What to produce ->
Images are not part of the copy; transcribe all the data exactly.

((

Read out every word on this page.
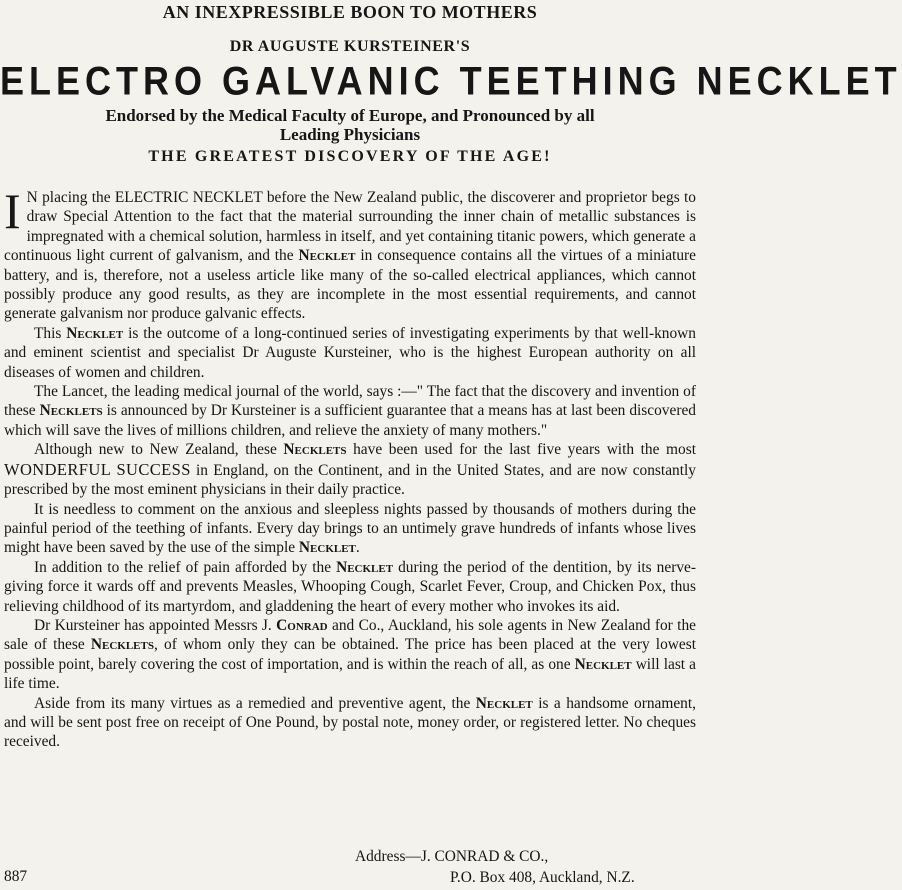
AN INEXPRESSIBLE BOON TO MOTHERS
DR AUGUSTE KURSTEINER'S
ELECTRO GALVANIC TEETHING NECKLET
Endorsed by the Medical Faculty of Europe, and Pronounced by all Leading Physicians
THE GREATEST DISCOVERY OF THE AGE!

I N placing the ELECTRIC NECKLET before the New Zealand public, the discoverer and proprietor begs to draw Special Attention to the fact that the material surrounding the inner chain of metallic substances is impregnated with a chemical solution, harmless in itself, and yet containing titanic powers, which generate a continuous light current of galvanism, and the Necklet in consequence contains all the virtues of a miniature battery, and is, therefore, not a useless article like many of the so-called electrical appliances, which cannot possibly produce any good results, as they are incomplete in the most essential requirements, and cannot generate galvanism nor produce galvanic effects.

This Necklet is the outcome of a long-continued series of investigating experiments by that well-known and eminent scientist and specialist Dr Auguste Kursteiner, who is the highest European authority on all diseases of women and children.

The Lancet, the leading medical journal of the world, says :—" The fact that the discovery and invention of these Necklets is announced by Dr Kursteiner is a sufficient guarantee that a means has at last been discovered which will save the lives of millions children, and relieve the anxiety of many mothers."

Although new to New Zealand, these Necklets have been used for the last five years with the most WONDERFUL SUCCESS in England, on the Continent, and in the United States, and are now constantly prescribed by the most eminent physicians in their daily practice.

It is needless to comment on the anxious and sleepless nights passed by thousands of mothers during the painful period of the teething of infants. Every day brings to an untimely grave hundreds of infants whose lives might have been saved by the use of the simple Necklet.

In addition to the relief of pain afforded by the Necklet during the period of the dentition, by its nerve-giving force it wards off and prevents Measles, Whooping Cough, Scarlet Fever, Croup, and Chicken Pox, thus relieving childhood of its martyrdom, and gladdening the heart of every mother who invokes its aid.

Dr Kursteiner has appointed Messrs J. Conrad and Co., Auckland, his sole agents in New Zealand for the sale of these Necklets, of whom only they can be obtained. The price has been placed at the very lowest possible point, barely covering the cost of importation, and is within the reach of all, as one Necklet will last a life time.

Aside from its many virtues as a remedied and preventive agent, the Necklet is a handsome ornament, and will be sent post free on receipt of One Pound, by postal note, money order, or registered letter. No cheques received.

Address—J. CONRAD & CO.,
887	P.O. Box 408, Auckland, N.Z.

))

Output for this exercise ->
Read out every word on this page.
AN INEXPRESSIBLE BOON TO MOTHERS
DR AUGUSTE KURSTEINER'S
ELECTRO GALVANIC TEETHING NECKLET
Endorsed by the Medical Faculty of Europe, and Pronounced by all Leading Physicians
THE GREATEST DISCOVERY OF THE AGE!

I N placing the ELECTRIC NECKLET before the New Zealand public, the discoverer and proprietor begs to draw Special Attention to the fact that the material surrounding the inner chain of metallic substances is impregnated with a chemical solution, harmless in itself, and yet containing titanic powers, which generate a continuous light current of galvanism, and the Necklet in consequence contains all the virtues of a miniature battery, and is, therefore, not a useless article like many of the so-called electrical appliances, which cannot possibly produce any good results, as they are incomplete in the most essential requirements, and cannot generate galvanism nor produce galvanic effects.

This Necklet is the outcome of a long-continued series of investigating experiments by that well-known and eminent scientist and specialist Dr Auguste Kursteiner, who is the highest European authority on all diseases of women and children.

The Lancet, the leading medical journal of the world, says :—" The fact that the discovery and invention of these Necklets is announced by Dr Kursteiner is a sufficient guarantee that a means has at last been discovered which will save the lives of millions children, and relieve the anxiety of many mothers."

Although new to New Zealand, these Necklets have been used for the last five years with the most WONDERFUL SUCCESS in England, on the Continent, and in the United States, and are now constantly prescribed by the most eminent physicians in their daily practice.

It is needless to comment on the anxious and sleepless nights passed by thousands of mothers during the painful period of the teething of infants. Every day brings to an untimely grave hundreds of infants whose lives might have been saved by the use of the simple Necklet.

In addition to the relief of pain afforded by the Necklet during the period of the dentition, by its nerve-giving force it wards off and prevents Measles, Whooping Cough, Scarlet Fever, Croup, and Chicken Pox, thus relieving childhood of its martyrdom, and gladdening the heart of every mother who invokes its aid.

Dr Kursteiner has appointed Messrs J. Conrad and Co., Auckland, his sole agents in New Zealand for the sale of these Necklets, of whom only they can be obtained. The price has been placed at the very lowest possible point, barely covering the cost of importation, and is within the reach of all, as one Necklet will last a life time.

Aside from its many virtues as a remedied and preventive agent, the Necklet is a handsome ornament, and will be sent post free on receipt of One Pound, by postal note, money order, or registered letter. No cheques received.

Address—J. CONRAD & CO.,
887	P.O. Box 408, Auckland, N.Z.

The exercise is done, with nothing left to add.